Written task:
Find each line with the string "screenshot" and copy it.

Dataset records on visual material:
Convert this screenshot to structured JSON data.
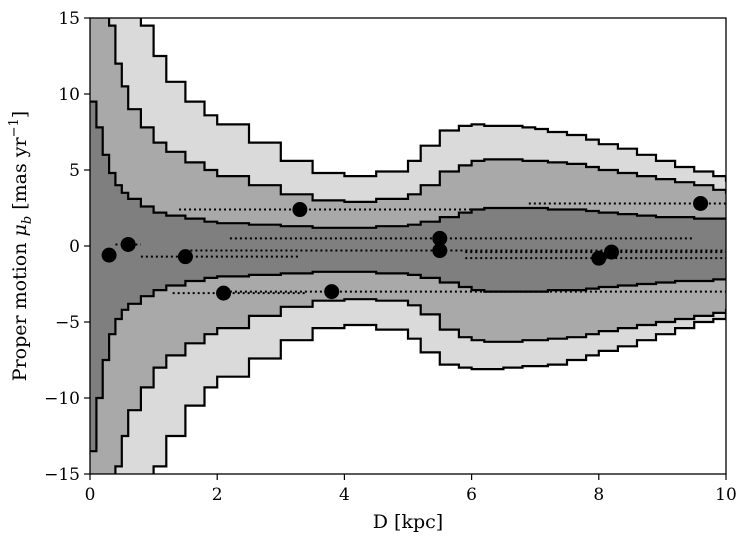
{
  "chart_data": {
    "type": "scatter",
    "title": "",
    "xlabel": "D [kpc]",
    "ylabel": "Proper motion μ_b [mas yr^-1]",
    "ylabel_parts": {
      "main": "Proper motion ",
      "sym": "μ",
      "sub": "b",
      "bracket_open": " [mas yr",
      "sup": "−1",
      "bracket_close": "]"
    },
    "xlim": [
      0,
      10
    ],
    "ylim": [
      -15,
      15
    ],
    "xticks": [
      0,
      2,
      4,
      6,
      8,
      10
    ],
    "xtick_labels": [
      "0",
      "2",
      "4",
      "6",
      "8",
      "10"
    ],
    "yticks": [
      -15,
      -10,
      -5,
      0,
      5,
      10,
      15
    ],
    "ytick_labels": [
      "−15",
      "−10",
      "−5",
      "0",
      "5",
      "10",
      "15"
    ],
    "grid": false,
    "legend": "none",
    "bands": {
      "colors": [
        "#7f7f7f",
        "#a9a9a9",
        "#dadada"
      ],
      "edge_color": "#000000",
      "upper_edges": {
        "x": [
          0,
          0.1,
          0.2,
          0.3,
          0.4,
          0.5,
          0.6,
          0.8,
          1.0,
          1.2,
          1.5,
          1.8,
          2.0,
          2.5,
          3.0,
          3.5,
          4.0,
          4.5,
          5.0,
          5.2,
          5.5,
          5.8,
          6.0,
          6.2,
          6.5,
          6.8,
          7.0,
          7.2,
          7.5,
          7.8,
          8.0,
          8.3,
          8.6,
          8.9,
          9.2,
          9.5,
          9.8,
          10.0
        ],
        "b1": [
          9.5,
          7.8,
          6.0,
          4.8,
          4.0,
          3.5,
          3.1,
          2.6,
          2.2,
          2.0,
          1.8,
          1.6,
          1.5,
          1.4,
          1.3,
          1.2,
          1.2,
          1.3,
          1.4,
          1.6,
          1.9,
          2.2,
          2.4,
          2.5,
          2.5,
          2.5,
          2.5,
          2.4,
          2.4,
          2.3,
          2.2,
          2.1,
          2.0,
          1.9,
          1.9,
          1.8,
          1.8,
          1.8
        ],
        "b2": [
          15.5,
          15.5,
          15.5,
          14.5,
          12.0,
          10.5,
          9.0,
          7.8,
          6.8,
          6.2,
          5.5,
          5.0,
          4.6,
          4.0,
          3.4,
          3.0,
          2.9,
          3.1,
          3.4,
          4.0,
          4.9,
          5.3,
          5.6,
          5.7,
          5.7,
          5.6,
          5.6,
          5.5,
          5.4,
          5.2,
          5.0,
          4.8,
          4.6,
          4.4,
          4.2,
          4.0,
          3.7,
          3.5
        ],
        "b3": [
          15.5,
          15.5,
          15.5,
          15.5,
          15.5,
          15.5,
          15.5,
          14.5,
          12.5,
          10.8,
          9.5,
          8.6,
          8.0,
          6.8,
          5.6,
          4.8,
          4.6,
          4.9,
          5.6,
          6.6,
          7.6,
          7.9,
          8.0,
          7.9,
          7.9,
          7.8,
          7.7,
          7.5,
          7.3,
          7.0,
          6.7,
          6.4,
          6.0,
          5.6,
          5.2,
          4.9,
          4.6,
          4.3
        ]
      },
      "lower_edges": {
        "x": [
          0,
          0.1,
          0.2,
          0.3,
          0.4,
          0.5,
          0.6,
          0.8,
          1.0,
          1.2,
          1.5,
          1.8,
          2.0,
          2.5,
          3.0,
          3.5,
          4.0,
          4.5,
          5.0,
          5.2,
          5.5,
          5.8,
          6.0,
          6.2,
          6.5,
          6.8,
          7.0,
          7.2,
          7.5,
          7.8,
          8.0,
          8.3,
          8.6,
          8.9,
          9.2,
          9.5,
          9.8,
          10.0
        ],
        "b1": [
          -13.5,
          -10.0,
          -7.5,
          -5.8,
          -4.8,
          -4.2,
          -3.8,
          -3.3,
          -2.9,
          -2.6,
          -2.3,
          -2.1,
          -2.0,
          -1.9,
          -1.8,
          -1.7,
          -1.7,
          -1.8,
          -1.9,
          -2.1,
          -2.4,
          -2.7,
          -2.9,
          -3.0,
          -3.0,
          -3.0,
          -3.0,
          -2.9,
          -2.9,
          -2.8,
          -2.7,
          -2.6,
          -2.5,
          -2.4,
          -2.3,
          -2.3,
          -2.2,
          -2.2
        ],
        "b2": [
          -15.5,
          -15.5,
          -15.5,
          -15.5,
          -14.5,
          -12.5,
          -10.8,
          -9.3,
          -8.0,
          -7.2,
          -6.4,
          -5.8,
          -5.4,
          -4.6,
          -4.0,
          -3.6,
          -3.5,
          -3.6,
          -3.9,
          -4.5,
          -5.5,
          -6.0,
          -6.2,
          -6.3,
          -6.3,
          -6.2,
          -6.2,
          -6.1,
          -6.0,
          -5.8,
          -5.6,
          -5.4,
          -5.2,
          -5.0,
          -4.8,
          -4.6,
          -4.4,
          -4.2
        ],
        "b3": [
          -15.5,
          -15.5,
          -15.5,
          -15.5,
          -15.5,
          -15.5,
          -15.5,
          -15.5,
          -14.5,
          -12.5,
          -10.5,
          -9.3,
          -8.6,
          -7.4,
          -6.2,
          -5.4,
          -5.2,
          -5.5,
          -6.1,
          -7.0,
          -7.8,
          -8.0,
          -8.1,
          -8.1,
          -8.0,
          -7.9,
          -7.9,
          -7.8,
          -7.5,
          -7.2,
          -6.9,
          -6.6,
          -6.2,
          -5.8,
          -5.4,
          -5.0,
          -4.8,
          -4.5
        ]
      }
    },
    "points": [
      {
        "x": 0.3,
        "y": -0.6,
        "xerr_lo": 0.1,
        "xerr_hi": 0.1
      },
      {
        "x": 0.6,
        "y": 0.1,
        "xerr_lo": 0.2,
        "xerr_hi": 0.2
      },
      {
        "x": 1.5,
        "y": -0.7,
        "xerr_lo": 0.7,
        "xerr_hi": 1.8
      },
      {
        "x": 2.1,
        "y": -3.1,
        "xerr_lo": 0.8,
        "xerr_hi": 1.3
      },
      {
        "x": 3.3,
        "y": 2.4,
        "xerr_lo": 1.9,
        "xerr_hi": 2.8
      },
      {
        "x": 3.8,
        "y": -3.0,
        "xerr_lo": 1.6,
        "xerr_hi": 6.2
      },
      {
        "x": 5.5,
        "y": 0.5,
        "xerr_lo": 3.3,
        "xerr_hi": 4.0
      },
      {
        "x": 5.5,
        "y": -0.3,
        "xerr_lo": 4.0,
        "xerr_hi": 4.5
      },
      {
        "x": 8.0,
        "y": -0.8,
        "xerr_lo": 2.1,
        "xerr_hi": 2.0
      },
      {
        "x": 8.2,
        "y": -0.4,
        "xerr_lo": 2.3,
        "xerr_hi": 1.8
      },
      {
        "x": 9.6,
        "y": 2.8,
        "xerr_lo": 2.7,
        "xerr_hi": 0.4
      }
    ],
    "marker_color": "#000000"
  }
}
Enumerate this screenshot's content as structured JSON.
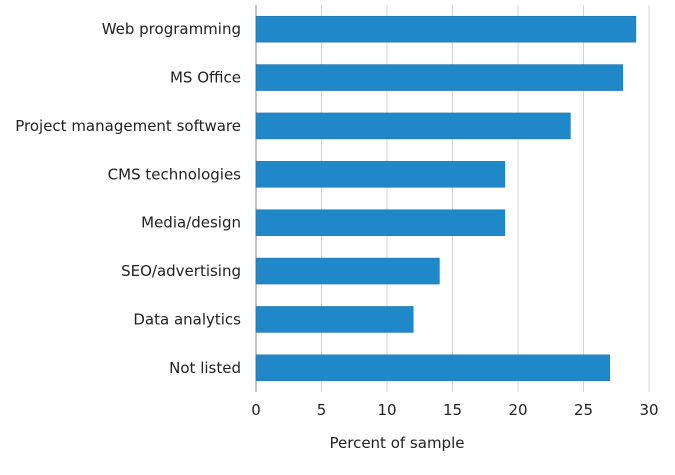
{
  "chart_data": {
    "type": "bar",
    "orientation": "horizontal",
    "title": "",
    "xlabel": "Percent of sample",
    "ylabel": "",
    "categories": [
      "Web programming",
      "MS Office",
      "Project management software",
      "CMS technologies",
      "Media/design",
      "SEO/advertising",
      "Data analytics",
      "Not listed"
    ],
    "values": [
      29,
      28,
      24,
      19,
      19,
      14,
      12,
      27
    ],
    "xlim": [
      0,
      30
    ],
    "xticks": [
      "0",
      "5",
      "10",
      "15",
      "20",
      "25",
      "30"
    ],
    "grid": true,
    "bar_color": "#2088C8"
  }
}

---

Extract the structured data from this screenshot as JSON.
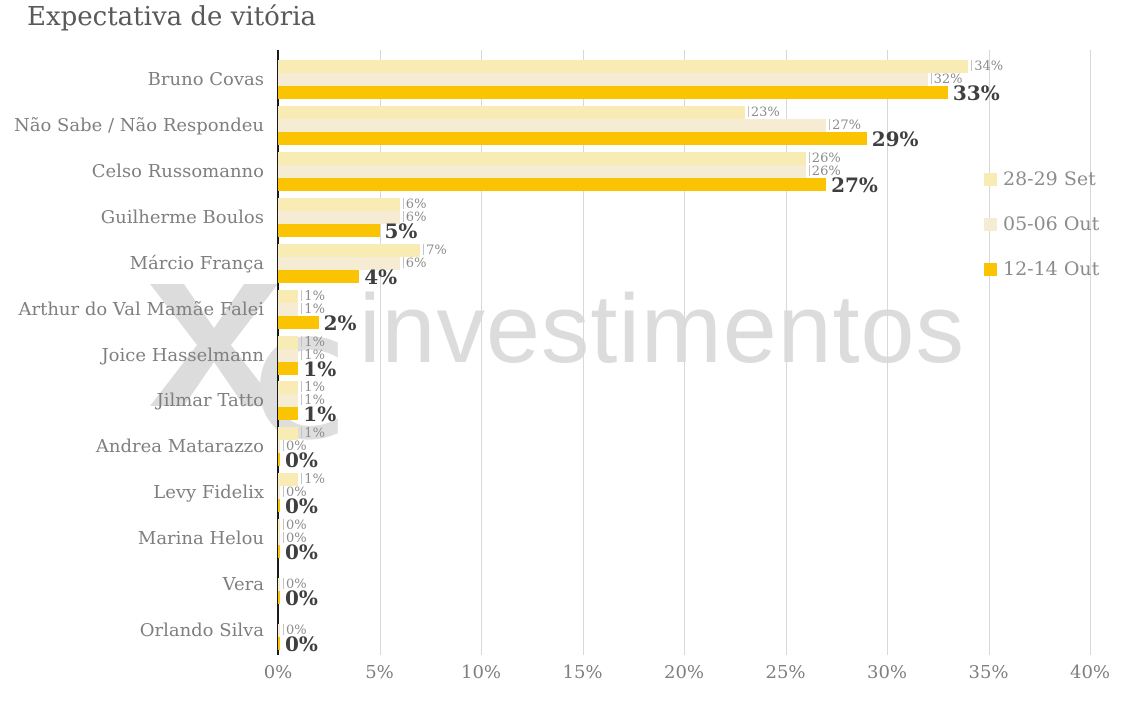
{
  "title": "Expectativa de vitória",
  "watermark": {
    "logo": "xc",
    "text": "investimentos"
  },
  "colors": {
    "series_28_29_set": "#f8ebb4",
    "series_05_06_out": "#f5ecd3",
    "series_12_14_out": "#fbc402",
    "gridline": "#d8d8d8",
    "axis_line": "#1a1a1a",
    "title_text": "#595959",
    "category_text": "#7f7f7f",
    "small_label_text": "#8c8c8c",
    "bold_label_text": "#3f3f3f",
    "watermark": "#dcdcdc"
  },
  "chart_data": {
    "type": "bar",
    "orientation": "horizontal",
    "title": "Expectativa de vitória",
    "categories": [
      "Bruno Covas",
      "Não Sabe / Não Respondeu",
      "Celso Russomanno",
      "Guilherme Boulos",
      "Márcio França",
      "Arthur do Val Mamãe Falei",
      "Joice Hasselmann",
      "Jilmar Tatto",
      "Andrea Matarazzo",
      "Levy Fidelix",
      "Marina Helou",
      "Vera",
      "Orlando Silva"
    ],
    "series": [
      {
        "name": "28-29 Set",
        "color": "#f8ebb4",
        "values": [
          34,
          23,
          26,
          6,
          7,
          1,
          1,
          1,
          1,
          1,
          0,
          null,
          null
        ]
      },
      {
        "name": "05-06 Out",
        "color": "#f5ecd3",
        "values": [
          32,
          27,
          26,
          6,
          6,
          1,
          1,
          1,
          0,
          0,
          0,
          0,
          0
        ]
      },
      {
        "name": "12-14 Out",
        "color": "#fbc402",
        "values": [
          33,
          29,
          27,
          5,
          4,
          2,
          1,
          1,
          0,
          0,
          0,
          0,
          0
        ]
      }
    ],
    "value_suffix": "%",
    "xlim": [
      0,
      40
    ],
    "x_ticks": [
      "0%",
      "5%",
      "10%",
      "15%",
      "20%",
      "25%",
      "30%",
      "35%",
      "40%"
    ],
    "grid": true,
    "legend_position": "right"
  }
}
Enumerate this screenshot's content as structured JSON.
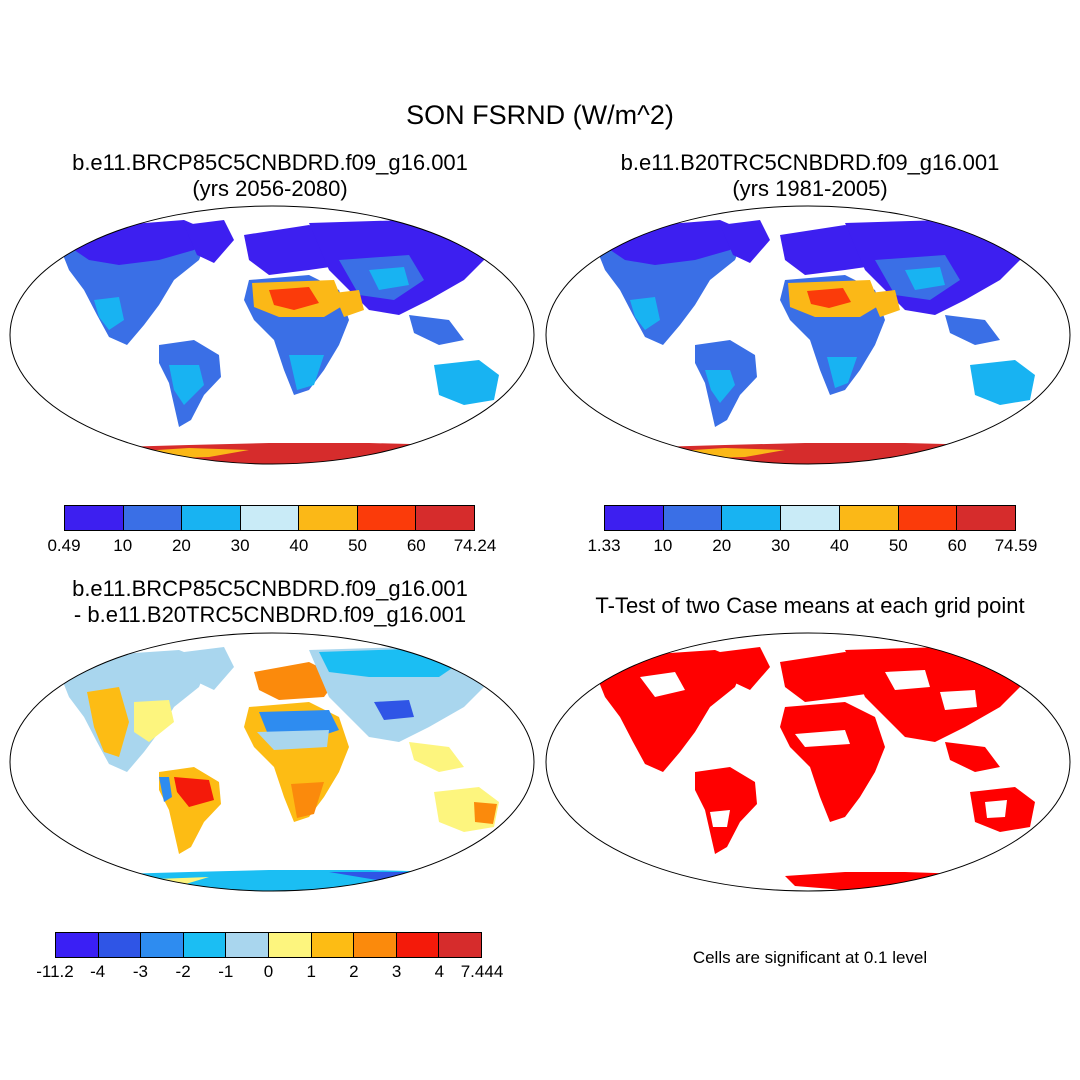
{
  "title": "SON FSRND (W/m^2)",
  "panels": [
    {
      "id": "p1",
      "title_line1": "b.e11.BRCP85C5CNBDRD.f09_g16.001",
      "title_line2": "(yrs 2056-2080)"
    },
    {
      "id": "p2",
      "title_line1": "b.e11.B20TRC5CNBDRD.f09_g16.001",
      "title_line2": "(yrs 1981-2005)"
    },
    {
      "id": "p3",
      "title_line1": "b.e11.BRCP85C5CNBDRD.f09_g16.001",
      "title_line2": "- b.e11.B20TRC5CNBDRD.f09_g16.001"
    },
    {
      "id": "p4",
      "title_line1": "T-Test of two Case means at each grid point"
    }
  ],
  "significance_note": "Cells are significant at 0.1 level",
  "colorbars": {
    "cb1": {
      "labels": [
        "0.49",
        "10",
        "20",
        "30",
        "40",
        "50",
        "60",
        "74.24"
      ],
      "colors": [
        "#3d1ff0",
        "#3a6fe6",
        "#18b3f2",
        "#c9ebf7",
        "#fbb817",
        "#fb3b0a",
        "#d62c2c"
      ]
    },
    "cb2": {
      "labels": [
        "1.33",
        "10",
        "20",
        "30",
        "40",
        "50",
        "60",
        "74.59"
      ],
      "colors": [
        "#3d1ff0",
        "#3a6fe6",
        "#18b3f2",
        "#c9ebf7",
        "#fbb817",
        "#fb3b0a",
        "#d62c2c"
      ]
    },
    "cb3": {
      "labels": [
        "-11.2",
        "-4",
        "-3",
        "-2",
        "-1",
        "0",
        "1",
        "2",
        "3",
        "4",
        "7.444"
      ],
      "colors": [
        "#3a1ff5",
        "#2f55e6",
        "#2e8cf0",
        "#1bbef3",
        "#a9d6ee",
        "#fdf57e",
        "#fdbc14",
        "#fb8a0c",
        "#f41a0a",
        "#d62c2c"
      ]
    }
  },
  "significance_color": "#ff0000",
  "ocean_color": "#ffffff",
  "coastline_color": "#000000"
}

Solution for this task:
Convert this screenshot to structured JSON data.
Enumerate this screenshot's content as structured JSON.
Extract the structured data from this screenshot as JSON.
Enumerate this screenshot's content as structured JSON.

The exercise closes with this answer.